The records below must be written out exactly, with every picture left behind.

┌─ SUPPLIED MATERIAL

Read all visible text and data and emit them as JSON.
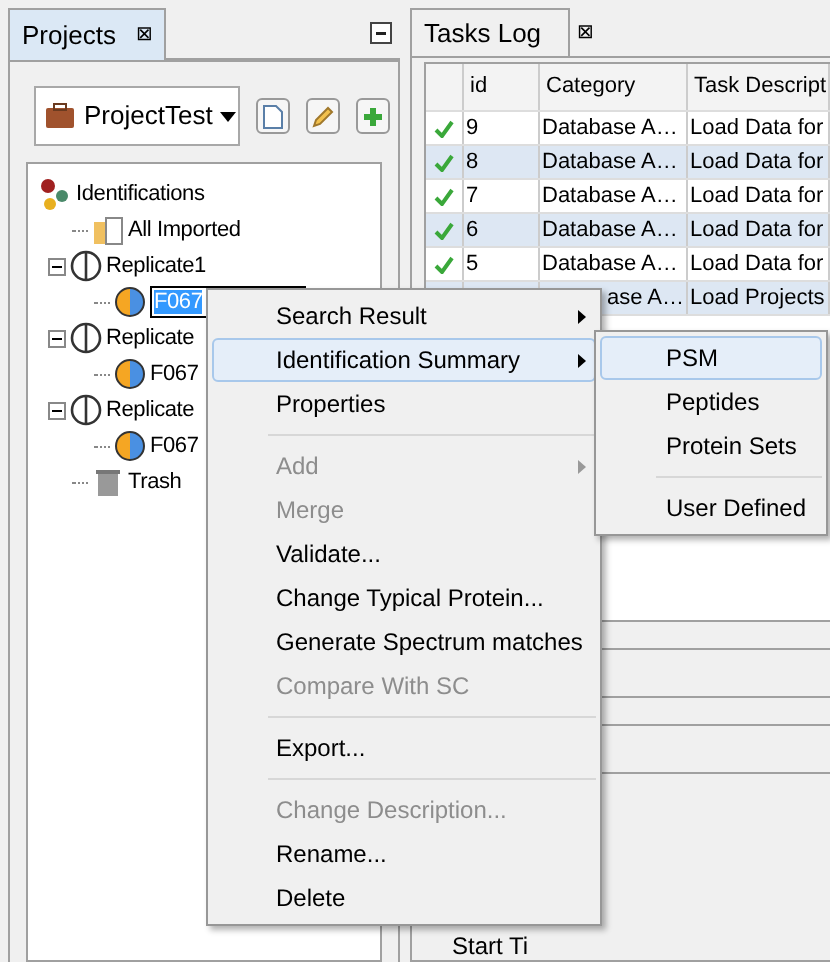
{
  "projects_panel": {
    "title": "Projects",
    "close": "⊠",
    "project_selector": {
      "value": "ProjectTest"
    },
    "tree": [
      {
        "label": "Identifications",
        "kind": "root",
        "children": [
          {
            "label": "All Imported",
            "kind": "folder"
          },
          {
            "label": "Replicate1",
            "kind": "replicate",
            "expanded": true,
            "children": [
              {
                "label": "F067",
                "kind": "editing"
              }
            ]
          },
          {
            "label": "Replicate",
            "kind": "replicate",
            "expanded": true,
            "children": [
              {
                "label": "F067",
                "kind": "dataset"
              }
            ]
          },
          {
            "label": "Replicate",
            "kind": "replicate",
            "expanded": true,
            "children": [
              {
                "label": "F067",
                "kind": "dataset"
              }
            ]
          },
          {
            "label": "Trash",
            "kind": "trash"
          }
        ]
      }
    ]
  },
  "tasks_panel": {
    "title": "Tasks Log",
    "close": "⊠",
    "columns": [
      "id",
      "Category",
      "Task Descript"
    ],
    "rows": [
      {
        "id": "9",
        "category": "Database A…",
        "description": "Load Data for",
        "done": true,
        "selected": false
      },
      {
        "id": "8",
        "category": "Database A…",
        "description": "Load Data for",
        "done": true,
        "selected": true
      },
      {
        "id": "7",
        "category": "Database A…",
        "description": "Load Data for",
        "done": true,
        "selected": false
      },
      {
        "id": "6",
        "category": "Database A…",
        "description": "Load Data for",
        "done": true,
        "selected": true
      },
      {
        "id": "5",
        "category": "Database A…",
        "description": "Load Data for",
        "done": true,
        "selected": false
      },
      {
        "category": "ase A…",
        "description": "Load Projects",
        "selected": true
      }
    ],
    "details_label": "Start Ti"
  },
  "context_menu": [
    {
      "label": "Search Result",
      "submenu": true,
      "disabled": false,
      "selected": false
    },
    {
      "label": "Identification Summary",
      "submenu": true,
      "disabled": false,
      "selected": true
    },
    {
      "label": "Properties",
      "disabled": false,
      "selected": false
    },
    {
      "kind": "separator"
    },
    {
      "label": "Add",
      "submenu": true,
      "disabled": true,
      "selected": false
    },
    {
      "label": "Merge",
      "disabled": true,
      "selected": false
    },
    {
      "label": "Validate...",
      "disabled": false,
      "selected": false
    },
    {
      "label": "Change Typical Protein...",
      "disabled": false,
      "selected": false
    },
    {
      "label": "Generate Spectrum matches",
      "disabled": false,
      "selected": false
    },
    {
      "label": "Compare With SC",
      "disabled": true,
      "selected": false
    },
    {
      "kind": "separator"
    },
    {
      "label": "Export...",
      "disabled": false,
      "selected": false
    },
    {
      "kind": "separator"
    },
    {
      "label": "Change Description...",
      "disabled": true,
      "selected": false
    },
    {
      "label": "Rename...",
      "disabled": false,
      "selected": false
    },
    {
      "label": "Delete",
      "disabled": false,
      "selected": false
    }
  ],
  "submenu": [
    {
      "label": "PSM",
      "selected": true
    },
    {
      "label": "Peptides",
      "selected": false
    },
    {
      "label": "Protein Sets",
      "selected": false
    },
    {
      "kind": "separator"
    },
    {
      "label": "User Defined",
      "selected": false
    }
  ]
}
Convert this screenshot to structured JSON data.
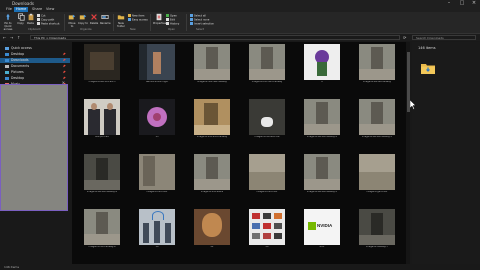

└─

◆ **SOLUTION TO THIS EXERCISE**:
Read all visible text and data and emit them as JSON.
{
  "projects_panel": {
    "title": "Projects",
    "close": "⊠",
    "project_selector": {
      "value": "ProjectTest"
    },
    "tree": [
      {
        "label": "Identifications",
        "kind": "root",
        "children": [
          {
            "label": "All Imported",
            "kind": "folder"
          },
          {
            "label": "Replicate1",
            "kind": "replicate",
            "expanded": true,
            "children": [
              {
                "label": "F067",
                "kind": "editing"
              }
            ]
          },
          {
            "label": "Replicate",
            "kind": "replicate",
            "expanded": true,
            "children": [
              {
                "label": "F067",
                "kind": "dataset"
              }
            ]
          },
          {
            "label": "Replicate",
            "kind": "replicate",
            "expanded": true,
            "children": [
              {
                "label": "F067",
                "kind": "dataset"
              }
            ]
          },
          {
            "label": "Trash",
            "kind": "trash"
          }
        ]
      }
    ]
  },
  "tasks_panel": {
    "title": "Tasks Log",
    "close": "⊠",
    "columns": [
      "id",
      "Category",
      "Task Descript"
    ],
    "rows": [
      {
        "id": "9",
        "category": "Database A…",
        "description": "Load Data for",
        "done": true,
        "selected": false
      },
      {
        "id": "8",
        "category": "Database A…",
        "description": "Load Data for",
        "done": true,
        "selected": true
      },
      {
        "id": "7",
        "category": "Database A…",
        "description": "Load Data for",
        "done": true,
        "selected": false
      },
      {
        "id": "6",
        "category": "Database A…",
        "description": "Load Data for",
        "done": true,
        "selected": true
      },
      {
        "id": "5",
        "category": "Database A…",
        "description": "Load Data for",
        "done": true,
        "selected": false
      },
      {
        "category": "ase A…",
        "description": "Load Projects",
        "selected": true
      }
    ],
    "details_label": "Start Ti"
  },
  "context_menu": [
    {
      "label": "Search Result",
      "submenu": true,
      "disabled": false,
      "selected": false
    },
    {
      "label": "Identification Summary",
      "submenu": true,
      "disabled": false,
      "selected": true
    },
    {
      "label": "Properties",
      "disabled": false,
      "selected": false
    },
    {
      "kind": "separator"
    },
    {
      "label": "Add",
      "submenu": true,
      "disabled": true,
      "selected": false
    },
    {
      "label": "Merge",
      "disabled": true,
      "selected": false
    },
    {
      "label": "Validate...",
      "disabled": false,
      "selected": false
    },
    {
      "label": "Change Typical Protein...",
      "disabled": false,
      "selected": false
    },
    {
      "label": "Generate Spectrum matches",
      "disabled": false,
      "selected": false
    },
    {
      "label": "Compare With SC",
      "disabled": true,
      "selected": false
    },
    {
      "kind": "separator"
    },
    {
      "label": "Export...",
      "disabled": false,
      "selected": false
    },
    {
      "kind": "separator"
    },
    {
      "label": "Change Description...",
      "disabled": true,
      "selected": false
    },
    {
      "label": "Rename...",
      "disabled": false,
      "selected": false
    },
    {
      "label": "Delete",
      "disabled": false,
      "selected": false
    }
  ],
  "submenu": [
    {
      "label": "PSM",
      "selected": true
    },
    {
      "label": "Peptides",
      "selected": false
    },
    {
      "label": "Protein Sets",
      "selected": false
    },
    {
      "kind": "separator"
    },
    {
      "label": "User Defined",
      "selected": false
    }
  ]
}
Convert this screenshot to structured JSON data.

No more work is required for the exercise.